## [REQUEST 1]
In the passage on vessel crossing traffic, reproduce the text from "Let M denote" to "constitute the TCI.".
## [REQUEST 2]
List every Greek letter that serves as a weighting coefficient in the TCI equation of the passage on vessel crossing traffic.

## [DOCUMENT PASSAGE]
--- --- ---

Let M denote the number of vessels passing through the interaction zone. V_(in) and θ_(in) represent the entry speed and course of each vessel, while V_(mid) and θ_(mid) denote the corresponding values at the midpoint. In this study, the midpoint of the crossing zone is defined as a fixed geographic coordinate representing the center of the 3-nautical-mile study area (34.25430° N, 126.80945° E). For each trajectory, the corresponding “midpoint” record is extracted as the AIS position closest in time and space to this central coordinate. This ensures consistent spatial reference while maintaining trajectory-specific temporal variability. These variables are used to calculate the average relative speed change and course deviation, respectively, which together constitute the TCI.

$$\mathrm{T}\mathrm{C}\mathrm{I}=\alpha ·\overline{∆V}+\beta ·\overline{∆\theta }+\gamma ·R^{\prime }+\delta ·D^{\prime }+\cdots$$

(5)

--- --- ---

## [RECORD EXCERPTS]
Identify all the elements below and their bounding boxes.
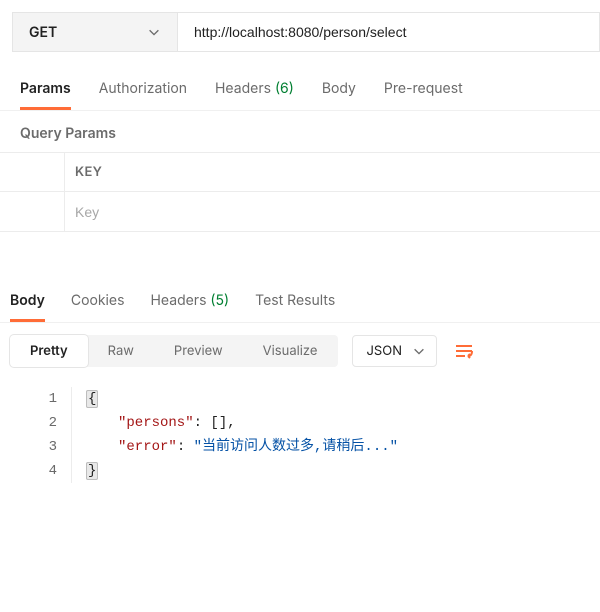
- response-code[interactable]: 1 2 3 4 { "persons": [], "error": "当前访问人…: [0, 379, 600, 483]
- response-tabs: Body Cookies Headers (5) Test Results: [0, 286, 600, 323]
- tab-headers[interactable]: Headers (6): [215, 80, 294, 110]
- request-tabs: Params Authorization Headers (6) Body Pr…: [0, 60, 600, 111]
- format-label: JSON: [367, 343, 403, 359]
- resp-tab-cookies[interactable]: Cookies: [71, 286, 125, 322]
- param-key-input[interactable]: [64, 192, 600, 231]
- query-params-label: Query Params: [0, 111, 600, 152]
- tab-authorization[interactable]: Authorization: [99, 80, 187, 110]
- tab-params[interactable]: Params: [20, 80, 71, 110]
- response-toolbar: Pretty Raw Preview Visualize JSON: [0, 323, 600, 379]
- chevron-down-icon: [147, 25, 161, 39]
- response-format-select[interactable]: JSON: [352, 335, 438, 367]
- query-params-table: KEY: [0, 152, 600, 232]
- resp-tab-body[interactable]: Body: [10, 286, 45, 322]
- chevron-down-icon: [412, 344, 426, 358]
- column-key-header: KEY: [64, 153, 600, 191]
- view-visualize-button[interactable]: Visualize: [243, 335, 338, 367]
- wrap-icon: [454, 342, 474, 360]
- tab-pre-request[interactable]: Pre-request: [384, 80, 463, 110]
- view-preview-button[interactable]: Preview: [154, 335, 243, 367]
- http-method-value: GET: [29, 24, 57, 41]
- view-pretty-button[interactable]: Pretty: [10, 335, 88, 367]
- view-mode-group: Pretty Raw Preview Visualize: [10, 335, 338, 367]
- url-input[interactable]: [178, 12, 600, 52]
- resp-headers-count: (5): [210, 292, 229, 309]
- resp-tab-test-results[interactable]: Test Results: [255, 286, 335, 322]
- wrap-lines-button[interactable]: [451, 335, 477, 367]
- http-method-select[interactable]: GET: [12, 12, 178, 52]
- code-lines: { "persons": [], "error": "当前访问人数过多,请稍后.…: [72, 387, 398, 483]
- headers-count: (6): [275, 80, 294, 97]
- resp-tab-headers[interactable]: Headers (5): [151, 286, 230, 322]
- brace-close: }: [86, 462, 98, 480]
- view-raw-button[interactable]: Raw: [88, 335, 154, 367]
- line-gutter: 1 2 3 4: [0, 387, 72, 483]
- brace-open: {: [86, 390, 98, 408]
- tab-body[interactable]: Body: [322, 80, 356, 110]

--- --- ---

## [EXPECTED OUTPUT 1]
Let M denote the number of vessels passing through the interaction zone. V_(in) and θ_(in) represent the entry speed and course of each vessel, while V_(mid) and θ_(mid) denote the corresponding values at the midpoint. In this study, the midpoint of the crossing zone is defined as a fixed geographic coordinate representing the center of the 3-nautical-mile study area (34.25430° N, 126.80945° E). For each trajectory, the corresponding “midpoint” record is extracted as the AIS position closest in time and space to this central coordinate. This ensures consistent spatial reference while maintaining trajectory-specific temporal variability. These variables are used to calculate the average relative speed change and course deviation, respectively, which together constitute the TCI.

## [EXPECTED OUTPUT 2]
α, β, γ, δ